§ Exercise prompt: Would you set down every entry shown below, precisely as written?

Excerpts from a figure dataset:
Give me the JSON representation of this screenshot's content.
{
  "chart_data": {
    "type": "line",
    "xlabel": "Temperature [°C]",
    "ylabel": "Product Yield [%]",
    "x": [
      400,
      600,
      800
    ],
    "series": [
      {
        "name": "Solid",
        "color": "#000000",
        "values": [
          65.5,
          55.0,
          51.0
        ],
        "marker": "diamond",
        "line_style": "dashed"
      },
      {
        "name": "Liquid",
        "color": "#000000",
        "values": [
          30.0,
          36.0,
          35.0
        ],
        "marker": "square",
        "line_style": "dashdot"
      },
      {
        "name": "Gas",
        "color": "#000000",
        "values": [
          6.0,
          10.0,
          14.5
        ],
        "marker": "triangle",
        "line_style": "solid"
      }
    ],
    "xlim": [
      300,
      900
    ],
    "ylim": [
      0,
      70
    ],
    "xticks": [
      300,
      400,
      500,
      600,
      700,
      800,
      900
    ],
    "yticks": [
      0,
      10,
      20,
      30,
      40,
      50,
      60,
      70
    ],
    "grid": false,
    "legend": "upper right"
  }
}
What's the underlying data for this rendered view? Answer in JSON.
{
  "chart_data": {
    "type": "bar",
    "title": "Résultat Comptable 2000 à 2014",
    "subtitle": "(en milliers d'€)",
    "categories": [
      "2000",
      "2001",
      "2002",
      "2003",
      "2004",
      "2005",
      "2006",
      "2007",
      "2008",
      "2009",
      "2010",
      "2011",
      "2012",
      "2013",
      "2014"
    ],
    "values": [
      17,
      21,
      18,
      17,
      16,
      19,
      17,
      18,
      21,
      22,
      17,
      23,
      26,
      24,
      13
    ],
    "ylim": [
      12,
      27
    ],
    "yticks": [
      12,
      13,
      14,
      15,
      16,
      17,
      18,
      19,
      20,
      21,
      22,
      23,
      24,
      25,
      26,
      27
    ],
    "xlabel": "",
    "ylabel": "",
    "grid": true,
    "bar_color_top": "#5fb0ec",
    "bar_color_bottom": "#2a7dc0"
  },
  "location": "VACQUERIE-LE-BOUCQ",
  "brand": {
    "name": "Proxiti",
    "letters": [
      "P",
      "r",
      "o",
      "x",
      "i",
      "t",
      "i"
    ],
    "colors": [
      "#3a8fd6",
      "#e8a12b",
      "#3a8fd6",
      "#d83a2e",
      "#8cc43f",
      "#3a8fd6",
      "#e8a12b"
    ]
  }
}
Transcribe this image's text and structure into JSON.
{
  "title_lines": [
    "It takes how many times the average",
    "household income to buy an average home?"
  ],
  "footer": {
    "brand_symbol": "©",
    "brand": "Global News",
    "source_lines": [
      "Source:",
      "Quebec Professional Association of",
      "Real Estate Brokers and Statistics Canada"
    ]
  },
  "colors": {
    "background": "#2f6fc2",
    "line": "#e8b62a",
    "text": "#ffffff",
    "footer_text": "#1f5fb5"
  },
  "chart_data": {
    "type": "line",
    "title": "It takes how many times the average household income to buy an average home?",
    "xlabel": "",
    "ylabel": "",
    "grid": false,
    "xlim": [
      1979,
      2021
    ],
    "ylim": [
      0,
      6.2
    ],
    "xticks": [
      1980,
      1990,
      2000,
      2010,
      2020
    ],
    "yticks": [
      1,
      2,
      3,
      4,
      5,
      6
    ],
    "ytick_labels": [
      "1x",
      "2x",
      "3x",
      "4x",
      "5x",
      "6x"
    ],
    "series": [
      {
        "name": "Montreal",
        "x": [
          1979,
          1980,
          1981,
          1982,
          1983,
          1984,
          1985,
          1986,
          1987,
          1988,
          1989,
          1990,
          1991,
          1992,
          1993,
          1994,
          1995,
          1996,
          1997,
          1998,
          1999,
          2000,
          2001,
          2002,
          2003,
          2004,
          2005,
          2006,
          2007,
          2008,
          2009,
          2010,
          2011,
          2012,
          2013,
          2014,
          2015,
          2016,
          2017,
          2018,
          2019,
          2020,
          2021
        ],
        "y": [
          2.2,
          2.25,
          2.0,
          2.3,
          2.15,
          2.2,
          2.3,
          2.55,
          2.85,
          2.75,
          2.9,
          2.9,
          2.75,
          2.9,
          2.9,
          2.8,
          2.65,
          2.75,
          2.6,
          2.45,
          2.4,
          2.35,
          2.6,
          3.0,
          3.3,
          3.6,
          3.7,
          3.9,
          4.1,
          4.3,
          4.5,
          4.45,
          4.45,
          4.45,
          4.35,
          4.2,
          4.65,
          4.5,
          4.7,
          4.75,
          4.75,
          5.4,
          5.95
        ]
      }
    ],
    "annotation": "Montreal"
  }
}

§ Solved exercise:
Give me the JSON representation of this screenshot's content.
{
  "chart_data": {
    "type": "line",
    "xlabel": "Temperature [°C]",
    "ylabel": "Product Yield [%]",
    "x": [
      400,
      600,
      800
    ],
    "series": [
      {
        "name": "Solid",
        "color": "#000000",
        "values": [
          65.5,
          55.0,
          51.0
        ],
        "marker": "diamond",
        "line_style": "dashed"
      },
      {
        "name": "Liquid",
        "color": "#000000",
        "values": [
          30.0,
          36.0,
          35.0
        ],
        "marker": "square",
        "line_style": "dashdot"
      },
      {
        "name": "Gas",
        "color": "#000000",
        "values": [
          6.0,
          10.0,
          14.5
        ],
        "marker": "triangle",
        "line_style": "solid"
      }
    ],
    "xlim": [
      300,
      900
    ],
    "ylim": [
      0,
      70
    ],
    "xticks": [
      300,
      400,
      500,
      600,
      700,
      800,
      900
    ],
    "yticks": [
      0,
      10,
      20,
      30,
      40,
      50,
      60,
      70
    ],
    "grid": false,
    "legend": "upper right"
  }
}
What's the underlying data for this rendered view? Answer in JSON.
{
  "chart_data": {
    "type": "bar",
    "title": "Résultat Comptable 2000 à 2014",
    "subtitle": "(en milliers d'€)",
    "categories": [
      "2000",
      "2001",
      "2002",
      "2003",
      "2004",
      "2005",
      "2006",
      "2007",
      "2008",
      "2009",
      "2010",
      "2011",
      "2012",
      "2013",
      "2014"
    ],
    "values": [
      17,
      21,
      18,
      17,
      16,
      19,
      17,
      18,
      21,
      22,
      17,
      23,
      26,
      24,
      13
    ],
    "ylim": [
      12,
      27
    ],
    "yticks": [
      12,
      13,
      14,
      15,
      16,
      17,
      18,
      19,
      20,
      21,
      22,
      23,
      24,
      25,
      26,
      27
    ],
    "xlabel": "",
    "ylabel": "",
    "grid": true,
    "bar_color_top": "#5fb0ec",
    "bar_color_bottom": "#2a7dc0"
  },
  "location": "VACQUERIE-LE-BOUCQ",
  "brand": {
    "name": "Proxiti",
    "letters": [
      "P",
      "r",
      "o",
      "x",
      "i",
      "t",
      "i"
    ],
    "colors": [
      "#3a8fd6",
      "#e8a12b",
      "#3a8fd6",
      "#d83a2e",
      "#8cc43f",
      "#3a8fd6",
      "#e8a12b"
    ]
  }
}
Transcribe this image's text and structure into JSON.
{
  "title_lines": [
    "It takes how many times the average",
    "household income to buy an average home?"
  ],
  "footer": {
    "brand_symbol": "©",
    "brand": "Global News",
    "source_lines": [
      "Source:",
      "Quebec Professional Association of",
      "Real Estate Brokers and Statistics Canada"
    ]
  },
  "colors": {
    "background": "#2f6fc2",
    "line": "#e8b62a",
    "text": "#ffffff",
    "footer_text": "#1f5fb5"
  },
  "chart_data": {
    "type": "line",
    "title": "It takes how many times the average household income to buy an average home?",
    "xlabel": "",
    "ylabel": "",
    "grid": false,
    "xlim": [
      1979,
      2021
    ],
    "ylim": [
      0,
      6.2
    ],
    "xticks": [
      1980,
      1990,
      2000,
      2010,
      2020
    ],
    "yticks": [
      1,
      2,
      3,
      4,
      5,
      6
    ],
    "ytick_labels": [
      "1x",
      "2x",
      "3x",
      "4x",
      "5x",
      "6x"
    ],
    "series": [
      {
        "name": "Montreal",
        "x": [
          1979,
          1980,
          1981,
          1982,
          1983,
          1984,
          1985,
          1986,
          1987,
          1988,
          1989,
          1990,
          1991,
          1992,
          1993,
          1994,
          1995,
          1996,
          1997,
          1998,
          1999,
          2000,
          2001,
          2002,
          2003,
          2004,
          2005,
          2006,
          2007,
          2008,
          2009,
          2010,
          2011,
          2012,
          2013,
          2014,
          2015,
          2016,
          2017,
          2018,
          2019,
          2020,
          2021
        ],
        "y": [
          2.2,
          2.25,
          2.0,
          2.3,
          2.15,
          2.2,
          2.3,
          2.55,
          2.85,
          2.75,
          2.9,
          2.9,
          2.75,
          2.9,
          2.9,
          2.8,
          2.65,
          2.75,
          2.6,
          2.45,
          2.4,
          2.35,
          2.6,
          3.0,
          3.3,
          3.6,
          3.7,
          3.9,
          4.1,
          4.3,
          4.5,
          4.45,
          4.45,
          4.45,
          4.35,
          4.2,
          4.65,
          4.5,
          4.7,
          4.75,
          4.75,
          5.4,
          5.95
        ]
      }
    ],
    "annotation": "Montreal"
  }
}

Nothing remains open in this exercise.